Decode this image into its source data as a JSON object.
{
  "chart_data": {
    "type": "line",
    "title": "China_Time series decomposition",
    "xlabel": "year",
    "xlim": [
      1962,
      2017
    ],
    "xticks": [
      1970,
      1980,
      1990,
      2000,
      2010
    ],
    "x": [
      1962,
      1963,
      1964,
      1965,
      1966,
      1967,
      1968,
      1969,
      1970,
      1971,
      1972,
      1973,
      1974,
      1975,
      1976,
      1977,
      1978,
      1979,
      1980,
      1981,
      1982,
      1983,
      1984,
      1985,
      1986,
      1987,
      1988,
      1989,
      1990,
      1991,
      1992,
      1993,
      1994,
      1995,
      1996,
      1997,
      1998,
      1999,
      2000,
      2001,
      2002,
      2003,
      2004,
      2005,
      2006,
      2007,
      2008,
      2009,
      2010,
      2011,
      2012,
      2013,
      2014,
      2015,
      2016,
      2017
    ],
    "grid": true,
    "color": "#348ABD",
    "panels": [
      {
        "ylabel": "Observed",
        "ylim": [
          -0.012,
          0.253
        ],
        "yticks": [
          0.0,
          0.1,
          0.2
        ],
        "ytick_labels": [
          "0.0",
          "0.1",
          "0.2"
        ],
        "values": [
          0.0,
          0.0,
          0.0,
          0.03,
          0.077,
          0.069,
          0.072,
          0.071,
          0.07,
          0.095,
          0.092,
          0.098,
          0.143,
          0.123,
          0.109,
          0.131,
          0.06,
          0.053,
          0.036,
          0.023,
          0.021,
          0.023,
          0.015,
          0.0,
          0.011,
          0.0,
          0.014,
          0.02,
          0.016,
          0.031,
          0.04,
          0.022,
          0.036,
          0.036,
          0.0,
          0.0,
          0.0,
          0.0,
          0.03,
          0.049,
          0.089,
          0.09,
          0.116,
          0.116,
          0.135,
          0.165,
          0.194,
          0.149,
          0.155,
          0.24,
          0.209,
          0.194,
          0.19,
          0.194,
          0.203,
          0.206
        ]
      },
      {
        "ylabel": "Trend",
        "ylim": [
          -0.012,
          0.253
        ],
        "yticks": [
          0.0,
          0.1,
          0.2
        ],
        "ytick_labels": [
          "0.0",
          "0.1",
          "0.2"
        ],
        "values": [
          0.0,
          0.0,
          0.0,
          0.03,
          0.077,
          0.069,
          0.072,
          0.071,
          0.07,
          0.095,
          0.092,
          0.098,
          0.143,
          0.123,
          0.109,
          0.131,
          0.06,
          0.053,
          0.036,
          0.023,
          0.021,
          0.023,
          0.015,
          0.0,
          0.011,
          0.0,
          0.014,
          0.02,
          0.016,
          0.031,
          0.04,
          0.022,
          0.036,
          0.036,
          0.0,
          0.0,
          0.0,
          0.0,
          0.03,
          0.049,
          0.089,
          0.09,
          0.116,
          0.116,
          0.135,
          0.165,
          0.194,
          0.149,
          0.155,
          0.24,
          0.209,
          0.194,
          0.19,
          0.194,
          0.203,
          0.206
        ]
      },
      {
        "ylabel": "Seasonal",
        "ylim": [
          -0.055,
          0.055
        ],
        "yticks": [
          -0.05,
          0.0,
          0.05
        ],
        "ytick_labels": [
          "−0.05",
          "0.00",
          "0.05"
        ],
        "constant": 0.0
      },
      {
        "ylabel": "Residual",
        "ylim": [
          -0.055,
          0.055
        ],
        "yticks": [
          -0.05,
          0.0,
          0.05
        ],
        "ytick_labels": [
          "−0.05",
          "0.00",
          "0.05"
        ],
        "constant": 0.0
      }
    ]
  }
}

* * * *

Exercise details: Print out every entry, keeping each one exact.

Reply:
Decode this image into its source data as a JSON object.
{
  "chart_data": {
    "type": "line",
    "title": "China_Time series decomposition",
    "xlabel": "year",
    "xlim": [
      1962,
      2017
    ],
    "xticks": [
      1970,
      1980,
      1990,
      2000,
      2010
    ],
    "x": [
      1962,
      1963,
      1964,
      1965,
      1966,
      1967,
      1968,
      1969,
      1970,
      1971,
      1972,
      1973,
      1974,
      1975,
      1976,
      1977,
      1978,
      1979,
      1980,
      1981,
      1982,
      1983,
      1984,
      1985,
      1986,
      1987,
      1988,
      1989,
      1990,
      1991,
      1992,
      1993,
      1994,
      1995,
      1996,
      1997,
      1998,
      1999,
      2000,
      2001,
      2002,
      2003,
      2004,
      2005,
      2006,
      2007,
      2008,
      2009,
      2010,
      2011,
      2012,
      2013,
      2014,
      2015,
      2016,
      2017
    ],
    "grid": true,
    "color": "#348ABD",
    "panels": [
      {
        "ylabel": "Observed",
        "ylim": [
          -0.012,
          0.253
        ],
        "yticks": [
          0.0,
          0.1,
          0.2
        ],
        "ytick_labels": [
          "0.0",
          "0.1",
          "0.2"
        ],
        "values": [
          0.0,
          0.0,
          0.0,
          0.03,
          0.077,
          0.069,
          0.072,
          0.071,
          0.07,
          0.095,
          0.092,
          0.098,
          0.143,
          0.123,
          0.109,
          0.131,
          0.06,
          0.053,
          0.036,
          0.023,
          0.021,
          0.023,
          0.015,
          0.0,
          0.011,
          0.0,
          0.014,
          0.02,
          0.016,
          0.031,
          0.04,
          0.022,
          0.036,
          0.036,
          0.0,
          0.0,
          0.0,
          0.0,
          0.03,
          0.049,
          0.089,
          0.09,
          0.116,
          0.116,
          0.135,
          0.165,
          0.194,
          0.149,
          0.155,
          0.24,
          0.209,
          0.194,
          0.19,
          0.194,
          0.203,
          0.206
        ]
      },
      {
        "ylabel": "Trend",
        "ylim": [
          -0.012,
          0.253
        ],
        "yticks": [
          0.0,
          0.1,
          0.2
        ],
        "ytick_labels": [
          "0.0",
          "0.1",
          "0.2"
        ],
        "values": [
          0.0,
          0.0,
          0.0,
          0.03,
          0.077,
          0.069,
          0.072,
          0.071,
          0.07,
          0.095,
          0.092,
          0.098,
          0.143,
          0.123,
          0.109,
          0.131,
          0.06,
          0.053,
          0.036,
          0.023,
          0.021,
          0.023,
          0.015,
          0.0,
          0.011,
          0.0,
          0.014,
          0.02,
          0.016,
          0.031,
          0.04,
          0.022,
          0.036,
          0.036,
          0.0,
          0.0,
          0.0,
          0.0,
          0.03,
          0.049,
          0.089,
          0.09,
          0.116,
          0.116,
          0.135,
          0.165,
          0.194,
          0.149,
          0.155,
          0.24,
          0.209,
          0.194,
          0.19,
          0.194,
          0.203,
          0.206
        ]
      },
      {
        "ylabel": "Seasonal",
        "ylim": [
          -0.055,
          0.055
        ],
        "yticks": [
          -0.05,
          0.0,
          0.05
        ],
        "ytick_labels": [
          "−0.05",
          "0.00",
          "0.05"
        ],
        "constant": 0.0
      },
      {
        "ylabel": "Residual",
        "ylim": [
          -0.055,
          0.055
        ],
        "yticks": [
          -0.05,
          0.0,
          0.05
        ],
        "ytick_labels": [
          "−0.05",
          "0.00",
          "0.05"
        ],
        "constant": 0.0
      }
    ]
  }
}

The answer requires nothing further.